(WRITTEN PROBLEM):
Could you return, word for word, the lines of the listing below, starting with the line containing "621, 360, 684]" and going through the line containing "693, 130, 709]", with both of those lines included?

── LISTING

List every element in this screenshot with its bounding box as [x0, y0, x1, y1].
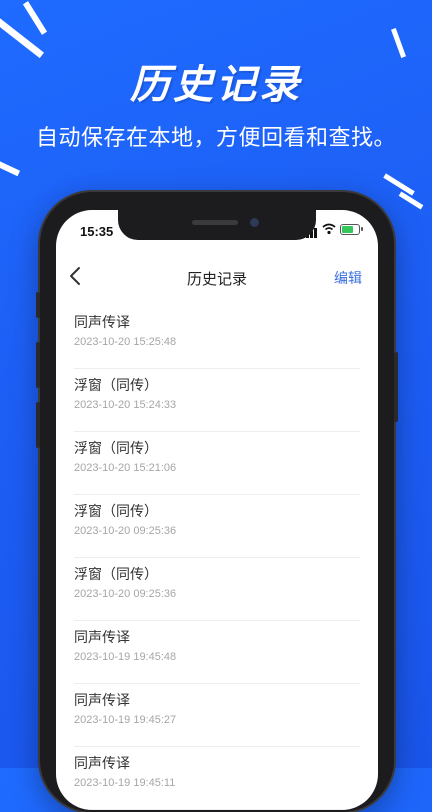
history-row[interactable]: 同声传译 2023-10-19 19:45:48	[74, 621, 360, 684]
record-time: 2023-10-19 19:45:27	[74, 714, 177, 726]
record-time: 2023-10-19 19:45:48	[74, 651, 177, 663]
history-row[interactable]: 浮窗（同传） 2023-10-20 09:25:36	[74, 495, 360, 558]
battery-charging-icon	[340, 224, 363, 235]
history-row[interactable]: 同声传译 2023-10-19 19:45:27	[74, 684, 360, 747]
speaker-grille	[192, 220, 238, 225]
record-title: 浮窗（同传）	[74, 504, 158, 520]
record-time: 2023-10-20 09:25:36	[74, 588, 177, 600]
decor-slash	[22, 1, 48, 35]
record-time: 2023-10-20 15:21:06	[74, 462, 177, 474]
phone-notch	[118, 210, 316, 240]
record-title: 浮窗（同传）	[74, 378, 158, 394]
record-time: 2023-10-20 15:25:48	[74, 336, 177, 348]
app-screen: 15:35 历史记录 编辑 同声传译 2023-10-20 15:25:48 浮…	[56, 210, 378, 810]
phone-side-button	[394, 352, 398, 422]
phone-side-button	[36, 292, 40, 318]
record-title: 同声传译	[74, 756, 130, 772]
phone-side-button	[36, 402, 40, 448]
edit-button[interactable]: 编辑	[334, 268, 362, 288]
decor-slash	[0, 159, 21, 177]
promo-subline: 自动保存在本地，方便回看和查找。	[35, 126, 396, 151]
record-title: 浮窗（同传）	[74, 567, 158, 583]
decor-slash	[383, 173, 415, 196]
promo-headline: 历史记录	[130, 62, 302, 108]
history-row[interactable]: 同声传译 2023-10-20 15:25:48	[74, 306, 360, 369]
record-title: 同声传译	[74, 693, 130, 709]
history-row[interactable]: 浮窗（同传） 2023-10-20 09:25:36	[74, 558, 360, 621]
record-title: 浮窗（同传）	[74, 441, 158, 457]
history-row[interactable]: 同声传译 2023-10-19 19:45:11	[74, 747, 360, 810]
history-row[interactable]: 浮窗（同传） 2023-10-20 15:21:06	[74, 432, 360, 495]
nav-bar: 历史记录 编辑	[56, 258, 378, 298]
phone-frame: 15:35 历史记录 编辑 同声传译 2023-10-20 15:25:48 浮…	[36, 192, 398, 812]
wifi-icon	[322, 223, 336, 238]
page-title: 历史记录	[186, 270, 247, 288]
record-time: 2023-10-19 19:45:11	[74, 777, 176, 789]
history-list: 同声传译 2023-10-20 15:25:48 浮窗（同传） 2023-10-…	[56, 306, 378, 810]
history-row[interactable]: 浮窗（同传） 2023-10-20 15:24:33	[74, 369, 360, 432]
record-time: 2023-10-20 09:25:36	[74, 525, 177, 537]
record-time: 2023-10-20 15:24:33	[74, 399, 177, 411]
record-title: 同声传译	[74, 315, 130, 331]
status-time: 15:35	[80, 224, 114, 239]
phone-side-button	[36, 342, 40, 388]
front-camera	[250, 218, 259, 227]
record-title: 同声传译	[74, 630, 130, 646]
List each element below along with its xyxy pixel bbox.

────

(THE SOLUTION):
history-row[interactable]: 同声传译 2023-10-19 19:45:48	[74, 621, 360, 684]
record-time: 2023-10-19 19:45:27	[74, 714, 177, 726]
record-time: 2023-10-19 19:45:48	[74, 651, 177, 663]
history-row[interactable]: 浮窗（同传） 2023-10-20 09:25:36	[74, 495, 360, 558]
battery-charging-icon	[340, 224, 363, 235]
history-row[interactable]: 同声传译 2023-10-19 19:45:27	[74, 684, 360, 747]
speaker-grille	[192, 220, 238, 225]
record-title: 浮窗（同传）	[74, 504, 158, 520]
record-time: 2023-10-20 09:25:36	[74, 588, 177, 600]
decor-slash	[22, 1, 48, 35]
record-time: 2023-10-20 15:21:06	[74, 462, 177, 474]
phone-notch	[118, 210, 316, 240]
record-title: 浮窗（同传）	[74, 378, 158, 394]
record-time: 2023-10-20 15:25:48	[74, 336, 177, 348]
app-screen: 15:35 历史记录 编辑 同声传译 2023-10-20 15:25:48 浮…	[56, 210, 378, 810]
phone-side-button	[394, 352, 398, 422]
phone-side-button	[36, 292, 40, 318]
record-title: 同声传译	[74, 756, 130, 772]
phone-side-button	[36, 402, 40, 448]
edit-button[interactable]: 编辑	[334, 268, 362, 288]
decor-slash	[0, 159, 21, 177]
promo-subline: 自动保存在本地，方便回看和查找。	[35, 126, 396, 151]
record-title: 浮窗（同传）	[74, 567, 158, 583]
decor-slash	[383, 173, 415, 196]
promo-headline: 历史记录	[130, 62, 302, 108]
history-row[interactable]: 同声传译 2023-10-20 15:25:48	[74, 306, 360, 369]
record-title: 同声传译	[74, 693, 130, 709]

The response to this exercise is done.